Texto do documento –
┏━━

Sindicato notifica presidente da Arcom
PUBLICAÇÃO
sexta-feira, 24 de novembro de 2000
Cláudia Lopes e Benê Bianchi De Londrina 
O Sindicato do Comércio Varejista de Combustíveis (Sindicombustíveis) registrou uma notificação extrajudicial contra o presidente da Associação dos Revendedores de Combustíveis do Norte do Paraná (Arcom), Ariovaldo Ferraz Arruda, se isentando de qualquer eventual responsabilidade decorrente do documento Pacto Público, apresentado à sociedade pela Arcom, no último dia 10, na Associação Comercial e Industrial de Londrina (Acil). A notificação foi feita no 1º Ofício de Registro de Títulos e Documentos.
Na notificação, o presidente do Sindicombustíveis/PR, Roberto Fregonese, diz que o sindicato, orgão máximo representativo da categoria da revenda varejista de combustíveis no Paraná, atendeu a um convite da Arcom comparecendo ao ato público com a finalidade de prestigiar a publicidade a um pacto público objetivando garantir a manutenção de empregos, a qualidade dos combustíveis comercializados em Londrina, bem como evitar a evasão fiscal.
Fregonese ressalvou, no documento, que o Sindicombustíveis não tomou conhecimento prévio das cláusulas que compõem a ata de constituição da Arcom, documento simbolicamente assinado no ato solene da instalação do pacto, por todas as autoridades presentes.

┗━━

Registros fornecidos –

┏━━

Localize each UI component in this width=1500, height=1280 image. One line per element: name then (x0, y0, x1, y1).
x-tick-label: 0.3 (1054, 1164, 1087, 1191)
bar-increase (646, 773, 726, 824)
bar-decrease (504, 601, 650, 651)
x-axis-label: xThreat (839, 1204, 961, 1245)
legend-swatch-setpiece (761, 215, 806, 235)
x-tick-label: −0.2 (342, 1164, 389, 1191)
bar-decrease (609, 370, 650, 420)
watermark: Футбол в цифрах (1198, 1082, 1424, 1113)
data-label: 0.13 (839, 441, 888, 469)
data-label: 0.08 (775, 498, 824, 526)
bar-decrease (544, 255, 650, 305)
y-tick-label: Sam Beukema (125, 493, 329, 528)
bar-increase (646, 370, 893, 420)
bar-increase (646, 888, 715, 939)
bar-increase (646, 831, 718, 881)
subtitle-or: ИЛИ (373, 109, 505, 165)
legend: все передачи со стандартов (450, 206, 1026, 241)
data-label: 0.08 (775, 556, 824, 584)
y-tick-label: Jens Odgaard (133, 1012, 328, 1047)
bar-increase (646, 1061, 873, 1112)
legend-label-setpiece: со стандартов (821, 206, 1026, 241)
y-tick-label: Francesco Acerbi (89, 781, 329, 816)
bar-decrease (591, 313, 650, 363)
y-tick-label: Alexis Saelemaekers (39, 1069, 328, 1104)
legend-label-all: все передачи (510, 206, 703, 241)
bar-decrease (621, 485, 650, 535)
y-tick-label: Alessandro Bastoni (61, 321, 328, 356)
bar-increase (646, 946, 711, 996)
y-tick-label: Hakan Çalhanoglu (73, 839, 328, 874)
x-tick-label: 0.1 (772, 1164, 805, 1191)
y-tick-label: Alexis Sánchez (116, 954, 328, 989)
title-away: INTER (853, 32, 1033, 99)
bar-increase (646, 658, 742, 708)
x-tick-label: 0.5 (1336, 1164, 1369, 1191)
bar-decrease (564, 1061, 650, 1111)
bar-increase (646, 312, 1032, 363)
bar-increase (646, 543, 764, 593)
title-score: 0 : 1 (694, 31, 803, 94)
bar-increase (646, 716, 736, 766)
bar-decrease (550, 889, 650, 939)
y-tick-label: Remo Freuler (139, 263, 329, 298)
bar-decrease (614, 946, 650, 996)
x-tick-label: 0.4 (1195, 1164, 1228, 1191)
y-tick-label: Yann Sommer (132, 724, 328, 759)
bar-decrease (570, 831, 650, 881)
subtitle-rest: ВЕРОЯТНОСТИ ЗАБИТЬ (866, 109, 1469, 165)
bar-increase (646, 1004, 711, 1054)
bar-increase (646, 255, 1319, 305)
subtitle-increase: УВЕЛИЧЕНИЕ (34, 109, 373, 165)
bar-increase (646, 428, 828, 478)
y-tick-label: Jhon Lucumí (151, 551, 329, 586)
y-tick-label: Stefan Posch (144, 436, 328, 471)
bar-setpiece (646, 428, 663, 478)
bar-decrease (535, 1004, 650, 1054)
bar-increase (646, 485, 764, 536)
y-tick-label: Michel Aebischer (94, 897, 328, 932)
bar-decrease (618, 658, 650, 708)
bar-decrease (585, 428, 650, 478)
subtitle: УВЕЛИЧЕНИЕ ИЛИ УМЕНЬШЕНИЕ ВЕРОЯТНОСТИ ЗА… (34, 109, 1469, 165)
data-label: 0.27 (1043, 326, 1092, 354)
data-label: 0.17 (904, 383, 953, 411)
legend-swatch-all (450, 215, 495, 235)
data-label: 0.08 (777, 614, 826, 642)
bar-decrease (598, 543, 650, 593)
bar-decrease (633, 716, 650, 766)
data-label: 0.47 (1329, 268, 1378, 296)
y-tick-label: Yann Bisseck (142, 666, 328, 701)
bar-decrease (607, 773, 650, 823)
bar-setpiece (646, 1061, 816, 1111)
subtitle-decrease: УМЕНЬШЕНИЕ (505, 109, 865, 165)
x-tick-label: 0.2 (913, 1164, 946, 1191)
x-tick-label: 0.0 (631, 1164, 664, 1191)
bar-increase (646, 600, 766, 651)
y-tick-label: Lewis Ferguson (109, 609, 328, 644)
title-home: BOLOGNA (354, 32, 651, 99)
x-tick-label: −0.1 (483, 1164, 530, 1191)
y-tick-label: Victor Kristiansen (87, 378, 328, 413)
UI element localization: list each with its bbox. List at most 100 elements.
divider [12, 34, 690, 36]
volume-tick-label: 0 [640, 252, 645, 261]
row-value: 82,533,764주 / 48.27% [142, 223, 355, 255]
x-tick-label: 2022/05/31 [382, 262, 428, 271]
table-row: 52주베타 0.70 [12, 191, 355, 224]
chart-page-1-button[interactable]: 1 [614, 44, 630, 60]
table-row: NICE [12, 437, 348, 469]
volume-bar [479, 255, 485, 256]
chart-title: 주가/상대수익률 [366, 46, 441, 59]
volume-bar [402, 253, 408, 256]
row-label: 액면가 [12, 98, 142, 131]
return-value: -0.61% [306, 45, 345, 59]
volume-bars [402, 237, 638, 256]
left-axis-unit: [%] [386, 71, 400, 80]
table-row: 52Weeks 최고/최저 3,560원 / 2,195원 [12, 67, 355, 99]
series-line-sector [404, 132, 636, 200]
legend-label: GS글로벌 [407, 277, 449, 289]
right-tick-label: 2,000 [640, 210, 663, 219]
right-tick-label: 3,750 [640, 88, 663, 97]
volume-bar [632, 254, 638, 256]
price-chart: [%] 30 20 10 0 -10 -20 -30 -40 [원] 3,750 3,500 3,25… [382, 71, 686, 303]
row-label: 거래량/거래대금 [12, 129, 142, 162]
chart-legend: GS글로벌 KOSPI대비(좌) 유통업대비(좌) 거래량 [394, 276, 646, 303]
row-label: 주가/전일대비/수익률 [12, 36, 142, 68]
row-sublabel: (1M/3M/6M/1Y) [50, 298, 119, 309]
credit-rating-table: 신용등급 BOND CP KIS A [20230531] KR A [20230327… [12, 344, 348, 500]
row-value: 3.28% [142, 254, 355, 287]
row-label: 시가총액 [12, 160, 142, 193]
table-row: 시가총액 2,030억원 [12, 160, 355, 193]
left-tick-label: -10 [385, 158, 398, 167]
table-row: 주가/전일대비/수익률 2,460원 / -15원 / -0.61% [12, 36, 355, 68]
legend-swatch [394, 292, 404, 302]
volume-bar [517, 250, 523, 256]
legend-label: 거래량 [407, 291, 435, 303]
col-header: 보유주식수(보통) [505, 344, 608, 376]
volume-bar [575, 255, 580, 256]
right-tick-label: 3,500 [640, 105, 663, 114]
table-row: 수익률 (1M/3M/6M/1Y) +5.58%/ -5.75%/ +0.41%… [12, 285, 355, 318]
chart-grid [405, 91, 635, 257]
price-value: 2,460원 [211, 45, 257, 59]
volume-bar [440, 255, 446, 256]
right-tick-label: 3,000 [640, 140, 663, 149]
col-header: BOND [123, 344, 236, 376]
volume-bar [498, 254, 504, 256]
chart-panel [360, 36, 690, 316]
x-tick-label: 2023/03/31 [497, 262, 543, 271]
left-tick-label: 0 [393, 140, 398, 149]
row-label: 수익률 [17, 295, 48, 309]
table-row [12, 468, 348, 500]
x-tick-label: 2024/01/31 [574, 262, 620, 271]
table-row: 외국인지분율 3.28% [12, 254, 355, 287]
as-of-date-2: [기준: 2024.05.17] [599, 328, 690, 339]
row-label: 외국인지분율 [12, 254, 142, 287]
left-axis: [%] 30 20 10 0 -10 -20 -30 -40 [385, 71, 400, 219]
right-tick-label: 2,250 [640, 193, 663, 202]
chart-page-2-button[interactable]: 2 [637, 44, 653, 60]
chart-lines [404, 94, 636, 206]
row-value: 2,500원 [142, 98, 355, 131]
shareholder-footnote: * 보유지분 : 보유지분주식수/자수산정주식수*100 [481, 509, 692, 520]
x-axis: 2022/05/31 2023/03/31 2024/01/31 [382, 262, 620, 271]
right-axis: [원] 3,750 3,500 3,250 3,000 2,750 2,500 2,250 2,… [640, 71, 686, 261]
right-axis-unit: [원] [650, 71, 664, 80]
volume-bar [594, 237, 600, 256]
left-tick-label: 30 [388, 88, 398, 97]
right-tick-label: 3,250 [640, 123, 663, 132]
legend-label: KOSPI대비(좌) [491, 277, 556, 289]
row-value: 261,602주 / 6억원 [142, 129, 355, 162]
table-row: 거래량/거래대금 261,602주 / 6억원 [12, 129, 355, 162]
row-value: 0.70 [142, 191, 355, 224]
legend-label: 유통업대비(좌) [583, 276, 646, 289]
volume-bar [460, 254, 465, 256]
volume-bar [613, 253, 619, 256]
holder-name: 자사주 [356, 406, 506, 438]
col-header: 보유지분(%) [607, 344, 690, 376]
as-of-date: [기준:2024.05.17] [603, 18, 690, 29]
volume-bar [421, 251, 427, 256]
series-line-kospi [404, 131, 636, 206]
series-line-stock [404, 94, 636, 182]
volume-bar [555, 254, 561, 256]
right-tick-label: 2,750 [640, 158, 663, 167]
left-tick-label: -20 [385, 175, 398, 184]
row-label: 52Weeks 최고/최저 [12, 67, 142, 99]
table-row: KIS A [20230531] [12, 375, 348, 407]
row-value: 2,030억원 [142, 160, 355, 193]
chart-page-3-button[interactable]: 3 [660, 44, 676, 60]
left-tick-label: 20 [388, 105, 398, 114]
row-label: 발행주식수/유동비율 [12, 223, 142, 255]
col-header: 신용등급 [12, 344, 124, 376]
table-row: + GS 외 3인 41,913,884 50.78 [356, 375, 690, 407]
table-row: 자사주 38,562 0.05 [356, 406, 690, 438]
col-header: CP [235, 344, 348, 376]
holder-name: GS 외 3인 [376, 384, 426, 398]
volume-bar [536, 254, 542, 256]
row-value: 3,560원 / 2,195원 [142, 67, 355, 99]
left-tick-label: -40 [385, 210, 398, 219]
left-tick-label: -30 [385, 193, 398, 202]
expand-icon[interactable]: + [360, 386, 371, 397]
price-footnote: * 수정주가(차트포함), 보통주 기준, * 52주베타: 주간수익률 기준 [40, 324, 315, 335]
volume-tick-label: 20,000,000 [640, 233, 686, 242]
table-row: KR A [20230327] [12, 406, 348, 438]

┗━━

Relacione todas as pessoas mencionadas pelo nome no texto do documento, uma por linha.

Espaço para resposta –
Cláudia Lopes
Benê Bianchi
Ariovaldo Ferraz Arruda
Roberto Fregonese